TASK OBJECTIVE: Write the material out again in full, exactly.

ROWS:
#####
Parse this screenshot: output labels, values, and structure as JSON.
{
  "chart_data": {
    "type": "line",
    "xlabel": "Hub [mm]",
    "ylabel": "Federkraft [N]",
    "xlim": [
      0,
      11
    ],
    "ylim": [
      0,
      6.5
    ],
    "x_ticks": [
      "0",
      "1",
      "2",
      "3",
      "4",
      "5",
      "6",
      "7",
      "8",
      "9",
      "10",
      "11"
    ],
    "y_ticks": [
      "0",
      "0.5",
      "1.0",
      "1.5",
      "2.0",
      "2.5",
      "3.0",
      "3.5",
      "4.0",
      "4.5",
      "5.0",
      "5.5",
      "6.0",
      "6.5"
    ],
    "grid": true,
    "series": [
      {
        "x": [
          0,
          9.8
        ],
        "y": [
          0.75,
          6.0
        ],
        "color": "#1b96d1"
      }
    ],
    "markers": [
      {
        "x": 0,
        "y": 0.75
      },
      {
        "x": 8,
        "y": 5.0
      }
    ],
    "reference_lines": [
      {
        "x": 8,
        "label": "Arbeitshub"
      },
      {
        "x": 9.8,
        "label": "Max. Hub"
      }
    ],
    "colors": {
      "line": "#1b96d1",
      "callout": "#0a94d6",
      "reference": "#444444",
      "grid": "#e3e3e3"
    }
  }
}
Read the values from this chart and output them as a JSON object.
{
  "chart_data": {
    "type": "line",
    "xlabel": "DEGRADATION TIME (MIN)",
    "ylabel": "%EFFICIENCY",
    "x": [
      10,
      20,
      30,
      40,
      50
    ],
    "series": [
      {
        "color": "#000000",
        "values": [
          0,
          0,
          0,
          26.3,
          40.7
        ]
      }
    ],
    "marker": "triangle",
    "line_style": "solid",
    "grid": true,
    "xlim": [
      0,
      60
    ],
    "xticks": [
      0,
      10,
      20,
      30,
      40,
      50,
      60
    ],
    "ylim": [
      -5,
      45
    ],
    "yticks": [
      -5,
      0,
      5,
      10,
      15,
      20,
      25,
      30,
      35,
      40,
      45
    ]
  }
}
#####
ANSWER TO THE TASK:
Parse this screenshot: output labels, values, and structure as JSON.
{
  "chart_data": {
    "type": "line",
    "xlabel": "Hub [mm]",
    "ylabel": "Federkraft [N]",
    "xlim": [
      0,
      11
    ],
    "ylim": [
      0,
      6.5
    ],
    "x_ticks": [
      "0",
      "1",
      "2",
      "3",
      "4",
      "5",
      "6",
      "7",
      "8",
      "9",
      "10",
      "11"
    ],
    "y_ticks": [
      "0",
      "0.5",
      "1.0",
      "1.5",
      "2.0",
      "2.5",
      "3.0",
      "3.5",
      "4.0",
      "4.5",
      "5.0",
      "5.5",
      "6.0",
      "6.5"
    ],
    "grid": true,
    "series": [
      {
        "x": [
          0,
          9.8
        ],
        "y": [
          0.75,
          6.0
        ],
        "color": "#1b96d1"
      }
    ],
    "markers": [
      {
        "x": 0,
        "y": 0.75
      },
      {
        "x": 8,
        "y": 5.0
      }
    ],
    "reference_lines": [
      {
        "x": 8,
        "label": "Arbeitshub"
      },
      {
        "x": 9.8,
        "label": "Max. Hub"
      }
    ],
    "colors": {
      "line": "#1b96d1",
      "callout": "#0a94d6",
      "reference": "#444444",
      "grid": "#e3e3e3"
    }
  }
}
Read the values from this chart and output them as a JSON object.
{
  "chart_data": {
    "type": "line",
    "xlabel": "DEGRADATION TIME (MIN)",
    "ylabel": "%EFFICIENCY",
    "x": [
      10,
      20,
      30,
      40,
      50
    ],
    "series": [
      {
        "color": "#000000",
        "values": [
          0,
          0,
          0,
          26.3,
          40.7
        ]
      }
    ],
    "marker": "triangle",
    "line_style": "solid",
    "grid": true,
    "xlim": [
      0,
      60
    ],
    "xticks": [
      0,
      10,
      20,
      30,
      40,
      50,
      60
    ],
    "ylim": [
      -5,
      45
    ],
    "yticks": [
      -5,
      0,
      5,
      10,
      15,
      20,
      25,
      30,
      35,
      40,
      45
    ]
  }
}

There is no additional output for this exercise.